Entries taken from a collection
■ ■ ■ ■ ■

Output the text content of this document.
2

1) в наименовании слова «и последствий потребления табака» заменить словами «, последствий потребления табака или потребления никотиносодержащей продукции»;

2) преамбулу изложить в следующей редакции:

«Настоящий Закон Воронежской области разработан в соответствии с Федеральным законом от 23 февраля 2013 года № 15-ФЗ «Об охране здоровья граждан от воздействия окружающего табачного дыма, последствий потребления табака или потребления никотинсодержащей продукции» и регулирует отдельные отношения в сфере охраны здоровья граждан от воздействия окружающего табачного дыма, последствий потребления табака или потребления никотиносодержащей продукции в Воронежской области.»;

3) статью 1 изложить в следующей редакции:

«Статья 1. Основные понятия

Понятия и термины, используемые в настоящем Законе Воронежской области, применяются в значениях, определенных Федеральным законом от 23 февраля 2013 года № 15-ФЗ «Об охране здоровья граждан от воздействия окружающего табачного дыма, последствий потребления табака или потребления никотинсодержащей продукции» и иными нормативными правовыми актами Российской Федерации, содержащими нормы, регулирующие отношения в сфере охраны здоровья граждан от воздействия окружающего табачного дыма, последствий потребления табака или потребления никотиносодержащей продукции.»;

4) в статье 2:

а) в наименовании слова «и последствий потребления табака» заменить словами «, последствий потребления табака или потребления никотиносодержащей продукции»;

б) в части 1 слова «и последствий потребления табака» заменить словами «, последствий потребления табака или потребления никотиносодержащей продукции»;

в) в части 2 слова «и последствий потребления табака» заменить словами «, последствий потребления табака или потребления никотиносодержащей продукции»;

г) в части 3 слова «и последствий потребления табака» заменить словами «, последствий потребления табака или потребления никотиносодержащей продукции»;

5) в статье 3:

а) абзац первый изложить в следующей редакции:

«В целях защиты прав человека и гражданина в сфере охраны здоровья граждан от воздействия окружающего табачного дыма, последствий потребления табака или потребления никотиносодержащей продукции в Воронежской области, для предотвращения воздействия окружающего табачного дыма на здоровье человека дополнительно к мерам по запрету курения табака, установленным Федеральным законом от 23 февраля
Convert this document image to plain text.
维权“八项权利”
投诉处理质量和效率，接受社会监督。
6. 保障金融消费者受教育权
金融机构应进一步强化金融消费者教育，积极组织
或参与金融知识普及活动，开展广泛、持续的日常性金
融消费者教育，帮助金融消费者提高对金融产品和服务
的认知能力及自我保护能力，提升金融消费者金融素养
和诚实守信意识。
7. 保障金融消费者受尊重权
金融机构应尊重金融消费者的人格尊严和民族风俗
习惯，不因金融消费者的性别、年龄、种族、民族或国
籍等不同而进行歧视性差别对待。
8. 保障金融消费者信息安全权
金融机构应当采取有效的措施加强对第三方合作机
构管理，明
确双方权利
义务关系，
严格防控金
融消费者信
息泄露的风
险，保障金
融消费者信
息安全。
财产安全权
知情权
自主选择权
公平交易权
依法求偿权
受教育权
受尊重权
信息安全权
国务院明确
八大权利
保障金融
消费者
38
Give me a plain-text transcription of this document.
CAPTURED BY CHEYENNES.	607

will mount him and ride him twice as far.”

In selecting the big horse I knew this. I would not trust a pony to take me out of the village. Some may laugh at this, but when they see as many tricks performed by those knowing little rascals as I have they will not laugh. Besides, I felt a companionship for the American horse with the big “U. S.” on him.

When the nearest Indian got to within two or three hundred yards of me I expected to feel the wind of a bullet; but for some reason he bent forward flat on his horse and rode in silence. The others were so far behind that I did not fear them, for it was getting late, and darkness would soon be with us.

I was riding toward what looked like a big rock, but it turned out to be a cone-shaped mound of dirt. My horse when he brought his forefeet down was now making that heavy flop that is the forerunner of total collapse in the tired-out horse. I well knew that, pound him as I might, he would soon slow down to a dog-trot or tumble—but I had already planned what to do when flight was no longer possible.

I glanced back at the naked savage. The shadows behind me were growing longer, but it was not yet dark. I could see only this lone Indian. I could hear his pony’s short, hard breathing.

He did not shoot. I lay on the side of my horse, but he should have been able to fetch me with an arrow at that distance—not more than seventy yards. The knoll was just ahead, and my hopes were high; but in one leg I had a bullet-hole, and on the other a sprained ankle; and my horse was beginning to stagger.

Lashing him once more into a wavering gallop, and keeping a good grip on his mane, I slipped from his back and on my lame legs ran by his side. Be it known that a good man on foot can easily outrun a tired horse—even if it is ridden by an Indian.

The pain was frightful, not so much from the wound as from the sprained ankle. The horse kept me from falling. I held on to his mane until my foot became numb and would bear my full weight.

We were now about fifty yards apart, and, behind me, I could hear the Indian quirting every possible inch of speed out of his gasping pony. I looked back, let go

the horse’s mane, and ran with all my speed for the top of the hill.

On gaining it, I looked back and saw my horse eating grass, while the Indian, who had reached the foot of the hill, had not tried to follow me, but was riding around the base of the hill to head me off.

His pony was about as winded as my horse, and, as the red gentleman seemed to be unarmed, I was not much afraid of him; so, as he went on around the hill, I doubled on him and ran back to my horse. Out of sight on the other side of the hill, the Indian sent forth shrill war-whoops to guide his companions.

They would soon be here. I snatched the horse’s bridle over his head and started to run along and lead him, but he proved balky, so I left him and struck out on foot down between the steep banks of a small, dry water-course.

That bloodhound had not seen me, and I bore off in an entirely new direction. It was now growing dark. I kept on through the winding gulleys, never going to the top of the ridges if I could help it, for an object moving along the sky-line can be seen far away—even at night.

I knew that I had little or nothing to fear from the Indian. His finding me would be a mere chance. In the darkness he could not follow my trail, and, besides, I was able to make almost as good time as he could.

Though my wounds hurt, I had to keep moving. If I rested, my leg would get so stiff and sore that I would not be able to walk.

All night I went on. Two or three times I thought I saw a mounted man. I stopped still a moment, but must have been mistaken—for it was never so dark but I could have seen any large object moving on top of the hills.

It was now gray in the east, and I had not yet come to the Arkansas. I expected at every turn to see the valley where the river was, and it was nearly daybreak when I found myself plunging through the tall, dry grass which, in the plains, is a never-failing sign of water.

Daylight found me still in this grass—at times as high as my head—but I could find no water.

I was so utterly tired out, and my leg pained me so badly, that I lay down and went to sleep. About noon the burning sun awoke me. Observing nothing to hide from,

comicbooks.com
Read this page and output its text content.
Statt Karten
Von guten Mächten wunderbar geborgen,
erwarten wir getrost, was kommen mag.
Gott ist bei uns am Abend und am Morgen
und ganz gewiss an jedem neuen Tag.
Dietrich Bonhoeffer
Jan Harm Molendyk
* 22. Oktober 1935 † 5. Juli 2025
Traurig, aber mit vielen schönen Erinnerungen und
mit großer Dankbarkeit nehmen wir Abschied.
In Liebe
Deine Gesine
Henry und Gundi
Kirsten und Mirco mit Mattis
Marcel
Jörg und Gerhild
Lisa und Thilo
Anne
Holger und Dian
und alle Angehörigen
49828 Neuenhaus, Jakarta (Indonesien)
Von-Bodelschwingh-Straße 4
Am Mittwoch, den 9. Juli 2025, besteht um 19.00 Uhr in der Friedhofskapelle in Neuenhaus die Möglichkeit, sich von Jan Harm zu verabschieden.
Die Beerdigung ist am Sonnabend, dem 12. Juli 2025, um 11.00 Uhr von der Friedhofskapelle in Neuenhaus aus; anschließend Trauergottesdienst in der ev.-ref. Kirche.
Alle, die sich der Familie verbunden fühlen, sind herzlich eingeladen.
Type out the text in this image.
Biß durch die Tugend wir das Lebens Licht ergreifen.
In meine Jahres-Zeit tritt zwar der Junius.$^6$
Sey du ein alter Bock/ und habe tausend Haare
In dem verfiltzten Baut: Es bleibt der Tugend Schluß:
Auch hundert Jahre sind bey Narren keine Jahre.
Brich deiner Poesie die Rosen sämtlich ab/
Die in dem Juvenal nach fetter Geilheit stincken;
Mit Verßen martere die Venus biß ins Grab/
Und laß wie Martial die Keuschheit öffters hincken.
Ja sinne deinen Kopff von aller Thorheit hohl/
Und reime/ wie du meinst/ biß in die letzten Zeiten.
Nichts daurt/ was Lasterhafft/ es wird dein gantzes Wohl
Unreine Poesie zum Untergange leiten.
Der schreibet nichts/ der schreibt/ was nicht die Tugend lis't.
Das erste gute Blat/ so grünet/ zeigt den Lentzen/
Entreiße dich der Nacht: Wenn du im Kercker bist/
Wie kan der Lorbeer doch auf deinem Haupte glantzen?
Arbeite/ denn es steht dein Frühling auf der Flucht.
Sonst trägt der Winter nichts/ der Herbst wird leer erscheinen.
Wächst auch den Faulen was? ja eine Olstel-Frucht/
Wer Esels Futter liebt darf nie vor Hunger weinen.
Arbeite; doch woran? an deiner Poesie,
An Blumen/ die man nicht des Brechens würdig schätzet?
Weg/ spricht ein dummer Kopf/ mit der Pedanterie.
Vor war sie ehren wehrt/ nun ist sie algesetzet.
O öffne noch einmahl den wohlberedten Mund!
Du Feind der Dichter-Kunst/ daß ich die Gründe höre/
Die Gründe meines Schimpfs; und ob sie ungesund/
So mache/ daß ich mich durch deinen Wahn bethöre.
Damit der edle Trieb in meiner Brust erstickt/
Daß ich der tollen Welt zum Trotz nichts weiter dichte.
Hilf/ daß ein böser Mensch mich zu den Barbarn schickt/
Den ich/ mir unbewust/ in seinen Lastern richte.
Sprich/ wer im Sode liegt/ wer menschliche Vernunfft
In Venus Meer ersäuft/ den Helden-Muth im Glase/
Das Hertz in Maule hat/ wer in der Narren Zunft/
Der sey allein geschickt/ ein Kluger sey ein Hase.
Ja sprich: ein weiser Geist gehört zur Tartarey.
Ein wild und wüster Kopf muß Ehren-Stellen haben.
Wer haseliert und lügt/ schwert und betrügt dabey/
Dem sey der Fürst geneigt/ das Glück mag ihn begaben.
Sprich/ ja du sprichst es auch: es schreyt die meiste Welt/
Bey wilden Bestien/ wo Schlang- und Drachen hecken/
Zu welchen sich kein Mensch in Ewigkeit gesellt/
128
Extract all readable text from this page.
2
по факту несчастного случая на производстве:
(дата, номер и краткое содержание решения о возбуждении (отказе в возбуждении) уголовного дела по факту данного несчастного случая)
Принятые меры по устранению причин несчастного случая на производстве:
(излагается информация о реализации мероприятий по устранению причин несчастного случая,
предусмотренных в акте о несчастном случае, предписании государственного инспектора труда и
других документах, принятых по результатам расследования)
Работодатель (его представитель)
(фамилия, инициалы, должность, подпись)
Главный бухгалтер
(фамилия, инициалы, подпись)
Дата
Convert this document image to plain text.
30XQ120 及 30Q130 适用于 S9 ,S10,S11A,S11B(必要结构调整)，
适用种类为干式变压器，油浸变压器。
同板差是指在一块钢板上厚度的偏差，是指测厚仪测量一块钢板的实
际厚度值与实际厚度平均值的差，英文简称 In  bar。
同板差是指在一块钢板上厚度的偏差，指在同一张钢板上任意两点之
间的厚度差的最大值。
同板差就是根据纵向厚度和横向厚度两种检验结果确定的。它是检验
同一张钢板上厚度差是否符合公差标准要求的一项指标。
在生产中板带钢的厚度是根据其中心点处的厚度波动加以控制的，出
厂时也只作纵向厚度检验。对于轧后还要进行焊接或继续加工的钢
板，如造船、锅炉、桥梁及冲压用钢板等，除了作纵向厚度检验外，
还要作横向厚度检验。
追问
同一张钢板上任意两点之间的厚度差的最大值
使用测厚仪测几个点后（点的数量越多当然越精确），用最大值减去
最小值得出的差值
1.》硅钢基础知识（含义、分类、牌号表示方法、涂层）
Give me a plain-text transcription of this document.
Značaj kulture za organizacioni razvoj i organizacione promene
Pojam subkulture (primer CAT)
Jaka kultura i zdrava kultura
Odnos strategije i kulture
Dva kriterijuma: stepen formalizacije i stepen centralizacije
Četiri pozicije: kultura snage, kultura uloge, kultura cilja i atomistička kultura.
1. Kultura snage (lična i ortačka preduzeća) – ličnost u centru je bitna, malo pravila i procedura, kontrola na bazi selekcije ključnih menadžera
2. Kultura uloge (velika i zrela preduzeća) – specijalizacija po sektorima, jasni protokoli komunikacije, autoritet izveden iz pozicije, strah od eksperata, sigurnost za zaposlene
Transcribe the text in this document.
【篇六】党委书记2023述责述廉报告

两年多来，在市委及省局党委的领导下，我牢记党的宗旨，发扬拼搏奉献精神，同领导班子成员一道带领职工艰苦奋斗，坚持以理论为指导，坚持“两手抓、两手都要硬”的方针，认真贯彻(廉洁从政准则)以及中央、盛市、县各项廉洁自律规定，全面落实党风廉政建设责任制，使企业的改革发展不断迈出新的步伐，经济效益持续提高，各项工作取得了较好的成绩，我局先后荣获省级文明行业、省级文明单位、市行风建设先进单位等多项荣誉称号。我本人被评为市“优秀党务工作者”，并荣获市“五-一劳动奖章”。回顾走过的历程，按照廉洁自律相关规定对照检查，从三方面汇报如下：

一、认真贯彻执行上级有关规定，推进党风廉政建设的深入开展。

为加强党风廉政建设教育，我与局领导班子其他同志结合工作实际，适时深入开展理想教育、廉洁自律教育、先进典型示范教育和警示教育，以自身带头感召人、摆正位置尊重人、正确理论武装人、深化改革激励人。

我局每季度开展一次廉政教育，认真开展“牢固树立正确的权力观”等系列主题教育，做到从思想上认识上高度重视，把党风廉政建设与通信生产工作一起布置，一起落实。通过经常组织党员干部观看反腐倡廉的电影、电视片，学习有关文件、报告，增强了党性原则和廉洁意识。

■ ■ ■ ■ ■

*YOUR OBJECTIVE*: Find the string "заменить" in the listing and return every line that holds it.

*OUTPUT OF THE TASK*:
1) в наименовании слова «и последствий потребления табака» заменить словами «, последствий потребления табака или потребления никотиносодержащей продукции»;
а) в наименовании слова «и последствий потребления табака» заменить словами «, последствий потребления табака или потребления никотиносодержащей продукции»;
б) в части 1 слова «и последствий потребления табака» заменить словами «, последствий потребления табака или потребления никотиносодержащей продукции»;
в) в части 2 слова «и последствий потребления табака» заменить словами «, последствий потребления табака или потребления никотиносодержащей продукции»;
г) в части 3 слова «и последствий потребления табака» заменить словами «, последствий потребления табака или потребления никотиносодержащей продукции»;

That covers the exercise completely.